[Saved entries]
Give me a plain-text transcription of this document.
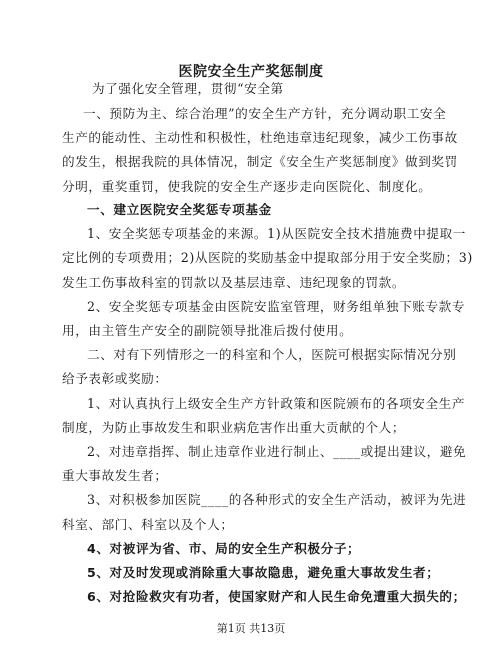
医院安全生产奖惩制度
为了强化安全管理，贯彻“安全第
一、预防为主、综合治理”的安全生产方针，充分调动职工安全
生产的能动性、主动性和积极性，杜绝违章违纪现象，减少工伤事故
的发生，根据我院的具体情况，制定《安全生产奖惩制度》做到奖罚
分明，重奖重罚，使我院的安全生产逐步走向医院化、制度化。
一、建立医院安全奖惩专项基金
1、安全奖惩专项基金的来源。1)从医院安全技术措施费中提取一
定比例的专项费用；2)从医院的奖励基金中提取部分用于安全奖励；3)
发生工伤事故科室的罚款以及基层违章、违纪现象的罚款。
2、安全奖惩专项基金由医院安监室管理，财务组单独下账专款专
用，由主管生产安全的副院领导批准后拨付使用。
二、对有下列情形之一的科室和个人，医院可根据实际情况分别
给予表彰或奖励：
1、对认真执行上级安全生产方针政策和医院颁布的各项安全生产
制度，为防止事故发生和职业病危害作出重大贡献的个人；
2、对违章指挥、制止违章作业进行制止、____或提出建议，避免
重大事故发生者；
3、对积极参加医院____的各种形式的安全生产活动，被评为先进
科室、部门、科室以及个人；
4、对被评为省、市、局的安全生产积极分子；
5、对及时发现或消除重大事故隐患，避免重大事故发生者；
6、对抢险救灾有功者，使国家财产和人民生命免遭重大损失的；
第1页 共13页
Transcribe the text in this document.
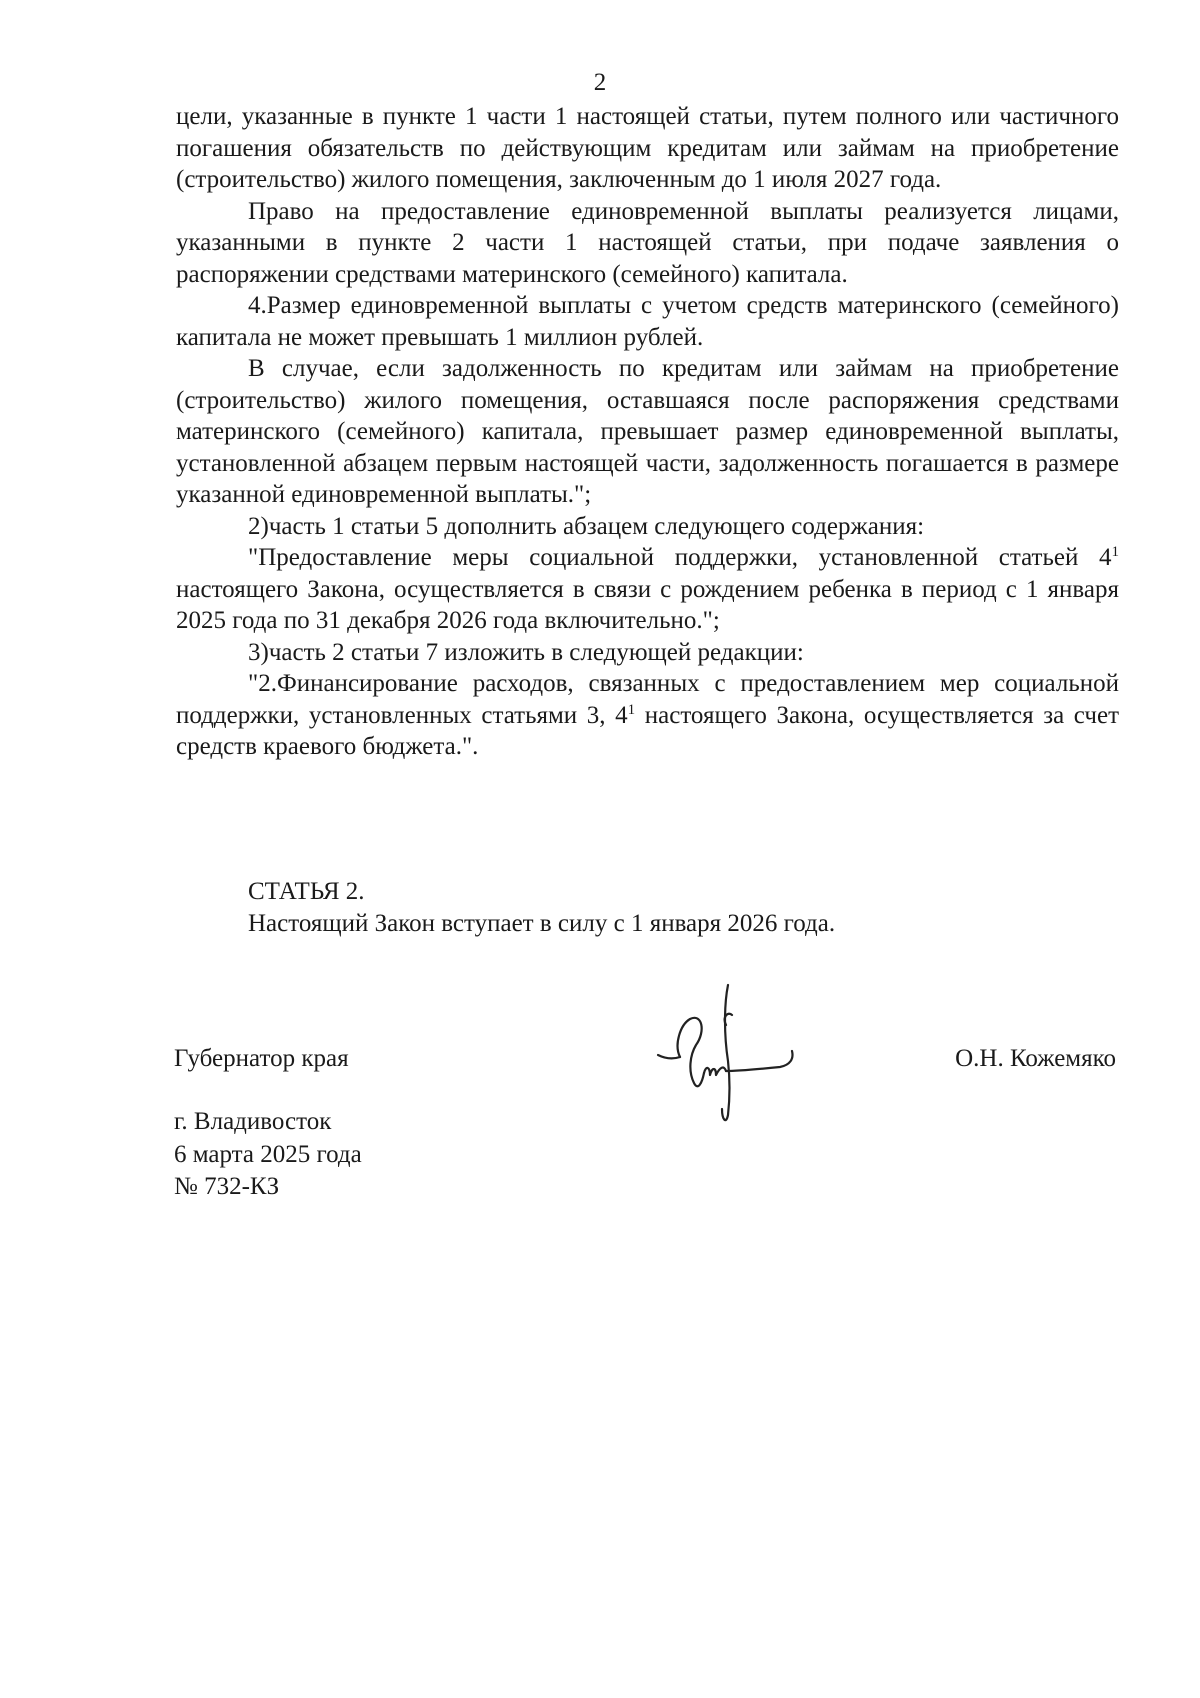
2

цели, указанные в пункте 1 части 1 настоящей статьи, путем полного или частичного погашения обязательств по действующим кредитам или займам на приобретение (строительство) жилого помещения, заключенным до 1 июля 2027 года.

Право на предоставление единовременной выплаты реализуется лицами, указанными в пункте 2 части 1 настоящей статьи, при подаче заявления о распоряжении средствами материнского (семейного) капитала.

4.Размер единовременной выплаты с учетом средств материнского (семейного) капитала не может превышать 1 миллион рублей.

В случае, если задолженность по кредитам или займам на приобретение (строительство) жилого помещения, оставшаяся после распоряжения средствами материнского (семейного) капитала, превышает размер единовременной выплаты, установленной абзацем первым настоящей части, задолженность погашается в размере указанной единовременной выплаты.";

2)часть 1 статьи 5 дополнить абзацем следующего содержания:

"Предоставление меры социальной поддержки, установленной статьей $4^1$ настоящего Закона, осуществляется в связи с рождением ребенка в период с 1 января 2025 года по 31 декабря 2026 года включительно.";

3)часть 2 статьи 7 изложить в следующей редакции:

"2.Финансирование расходов, связанных с предоставлением мер социальной поддержки, установленных статьями 3, $4^1$ настоящего Закона, осуществляется за счет средств краевого бюджета.".

СТАТЬЯ 2.

Настоящий Закон вступает в силу с 1 января 2026 года.

Губернатор края	О.Н. Кожемяко
г. Владивосток
6 марта 2025 года
№ 732-КЗ
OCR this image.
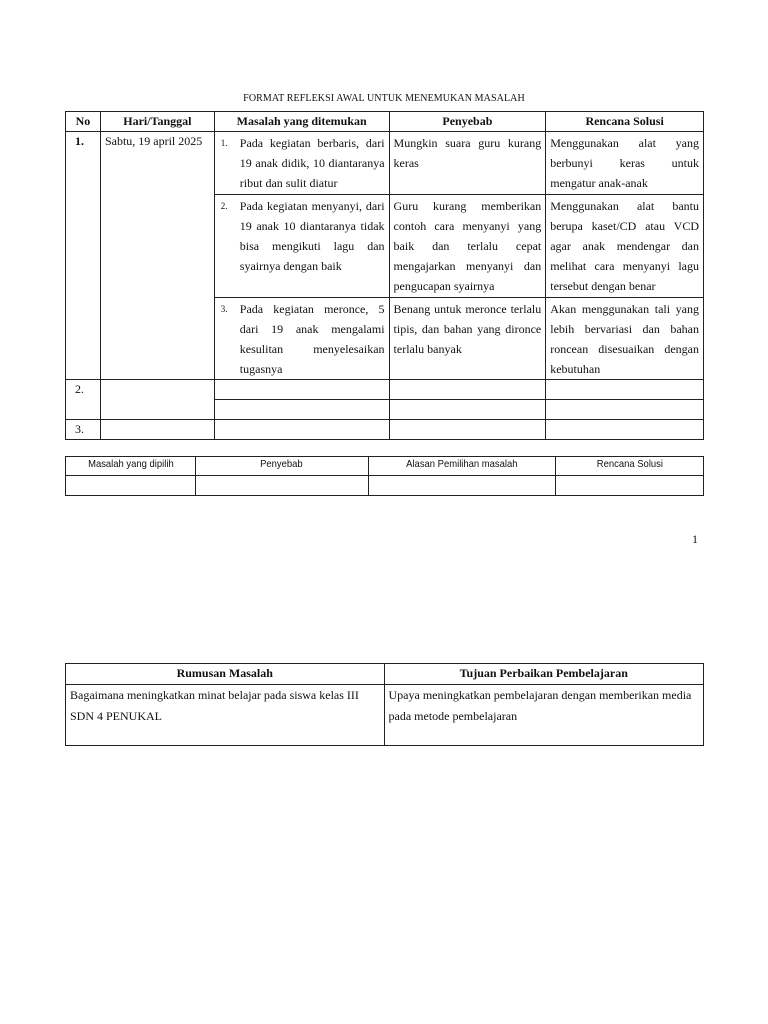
FORMAT REFLEKSI AWAL UNTUK MENEMUKAN MASALAH
No	Hari/Tanggal	Masalah yang ditemukan	Penyebab	Rencana Solusi
1.	Sabtu, 19 april 2025	1. Pada kegiatan berbaris, dari 19 anak didik, 10 diantaranya ribut dan sulit diatur	Mungkin suara guru kurang keras	Menggunakan alat yang berbunyi keras untuk mengatur anak-anak

		2. Pada kegiatan menyanyi, dari 19 anak 10 diantaranya tidak bisa mengikuti lagu dan syairnya dengan baik	Guru kurang memberikan contoh cara menyanyi yang baik dan terlalu cepat mengajarkan menyanyi dan pengucapan syairnya	Menggunakan alat bantu berupa kaset/CD atau VCD agar anak mendengar dan melihat cara menyanyi lagu tersebut dengan benar

		3. Pada kegiatan meronce, 5 dari 19 anak mengalami kesulitan menyelesaikan tugasnya	Benang untuk meronce terlalu tipis, dan bahan yang dironce terlalu banyak	Akan menggunakan tali yang lebih bervariasi dan bahan roncean disesuaikan dengan kebutuhan

2.				

3.				
Masalah yang dipilih	Penyebab	Alasan Pemilihan masalah	Rencana Solusi

1
Rumusan Masalah	Tujuan Perbaikan Pembelajaran
Bagaimana meningkatkan minat belajar pada siswa kelas III SDN 4 PENUKAL	Upaya meningkatkan pembelajaran dengan memberikan media pada metode pembelajaran
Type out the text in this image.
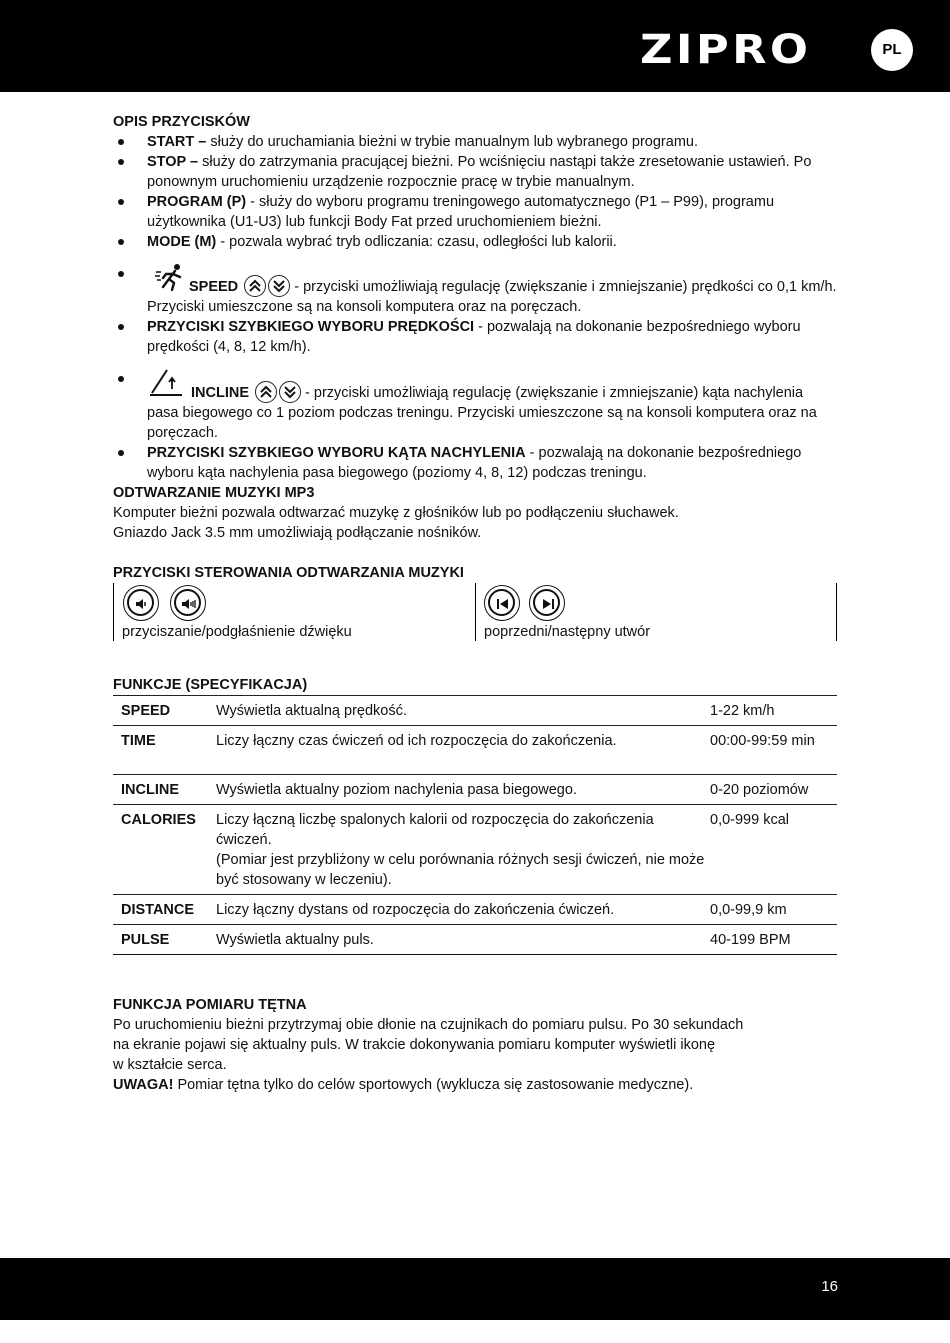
ZIPRO	PL
OPIS PRZYCISKÓW
START – służy do uruchamiania bieżni w trybie manualnym lub wybranego programu.
STOP – służy do zatrzymania pracującej bieżni. Po wciśnięciu nastąpi także zresetowanie ustawień. Po ponownym uruchomieniu urządzenie rozpocznie pracę w trybie manualnym.
PROGRAM (P) - służy do wyboru programu treningowego automatycznego (P1 – P99), programu użytkownika (U1-U3) lub funkcji Body Fat przed uruchomieniem bieżni.
MODE (M) - pozwala wybrać tryb odliczania: czasu, odległości lub kalorii.
SPEED	- przyciski umożliwiają regulację (zwiększanie i zmniejszanie) prędkości co 0,1 km/h. Przyciski umieszczone są na konsoli komputera oraz na poręczach.
PRZYCISKI SZYBKIEGO WYBORU PRĘDKOŚCI - pozwalają na dokonanie bezpośredniego wyboru prędkości (4, 8, 12 km/h).
INCLINE	- przyciski umożliwiają regulację (zwiększanie i zmniejszanie) kąta nachylenia pasa biegowego co 1 poziom podczas treningu. Przyciski umieszczone są na konsoli komputera oraz na poręczach.
PRZYCISKI SZYBKIEGO WYBORU KĄTA NACHYLENIA - pozwalają na dokonanie bezpośredniego wyboru kąta nachylenia pasa biegowego (poziomy 4, 8, 12) podczas treningu.
ODTWARZANIE MUZYKI MP3
Komputer bieżni pozwala odtwarzać muzykę z głośników lub po podłączeniu słuchawek.
Gniazdo Jack 3.5 mm umożliwiają podłączanie nośników.
PRZYCISKI STEROWANIA ODTWARZANIA MUZYKI
przyciszanie/podgłaśnienie dźwięku	poprzedni/następny utwór
FUNKCJE (SPECYFIKACJA)
SPEED	Wyświetla aktualną prędkość.	1-22 km/h
TIME	Liczy łączny czas ćwiczeń od ich rozpoczęcia do zakończenia.	00:00-99:59 min
INCLINE	Wyświetla aktualny poziom nachylenia pasa biegowego.	0-20 poziomów
CALORIES	Liczy łączną liczbę spalonych kalorii od rozpoczęcia do zakończenia ćwiczeń.
(Pomiar jest przybliżony w celu porównania różnych sesji ćwiczeń, nie może być stosowany w leczeniu).	0,0-999 kcal
DISTANCE	Liczy łączny dystans od rozpoczęcia do zakończenia ćwiczeń.	0,0-99,9 km
PULSE	Wyświetla aktualny puls.	40-199 BPM
FUNKCJA POMIARU TĘTNA
Po uruchomieniu bieżni przytrzymaj obie dłonie na czujnikach do pomiaru pulsu. Po 30 sekundach
na ekranie pojawi się aktualny puls. W trakcie dokonywania pomiaru komputer wyświetli ikonę
w kształcie serca.
UWAGA! Pomiar tętna tylko do celów sportowych (wyklucza się zastosowanie medyczne).
16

[PROBLEM]:
Pull out all lines in the data above that include "rozpoczęcia".

[ANSWER TO THIS TASK]:
TIME	Liczy łączny czas ćwiczeń od ich rozpoczęcia do zakończenia.	00:00-99:59 min
CALORIES	Liczy łączną liczbę spalonych kalorii od rozpoczęcia do zakończenia ćwiczeń.
DISTANCE	Liczy łączny dystans od rozpoczęcia do zakończenia ćwiczeń.	0,0-99,9 km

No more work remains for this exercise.